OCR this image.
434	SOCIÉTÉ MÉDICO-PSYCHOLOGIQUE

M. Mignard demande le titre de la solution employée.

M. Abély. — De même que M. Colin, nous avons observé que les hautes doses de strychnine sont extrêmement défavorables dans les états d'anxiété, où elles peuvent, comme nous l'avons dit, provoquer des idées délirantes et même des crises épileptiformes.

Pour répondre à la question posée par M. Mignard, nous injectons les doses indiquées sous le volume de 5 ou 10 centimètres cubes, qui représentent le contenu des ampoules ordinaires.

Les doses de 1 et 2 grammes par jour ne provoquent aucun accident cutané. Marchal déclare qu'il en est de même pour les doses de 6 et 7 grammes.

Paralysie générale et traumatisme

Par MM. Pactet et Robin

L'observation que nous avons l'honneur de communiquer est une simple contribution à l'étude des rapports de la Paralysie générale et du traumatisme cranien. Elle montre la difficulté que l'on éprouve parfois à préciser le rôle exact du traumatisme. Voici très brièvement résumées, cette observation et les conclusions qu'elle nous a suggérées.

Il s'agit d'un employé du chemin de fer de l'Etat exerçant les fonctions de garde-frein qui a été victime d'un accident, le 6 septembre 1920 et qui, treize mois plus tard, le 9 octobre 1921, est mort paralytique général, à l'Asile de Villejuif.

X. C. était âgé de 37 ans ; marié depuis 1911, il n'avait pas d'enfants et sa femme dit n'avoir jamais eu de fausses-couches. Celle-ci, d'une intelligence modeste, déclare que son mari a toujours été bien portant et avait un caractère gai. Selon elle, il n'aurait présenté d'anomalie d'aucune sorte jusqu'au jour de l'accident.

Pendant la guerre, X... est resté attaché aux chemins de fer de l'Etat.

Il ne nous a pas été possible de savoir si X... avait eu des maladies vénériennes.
□ □ □ □ □ □ □
*TASK BRIEF*
Gather each line of the records holding the string "Etat".

*SOLUTION*
Il s'agit d'un employé du chemin de fer de l'Etat exerçant les fonctions de garde-frein qui a été victime d'un accident, le 6 septembre 1920 et qui, treize mois plus tard, le 9 octobre 1921, est mort paralytique général, à l'Asile de Villejuif.
Pendant la guerre, X... est resté attaché aux chemins de fer de l'Etat.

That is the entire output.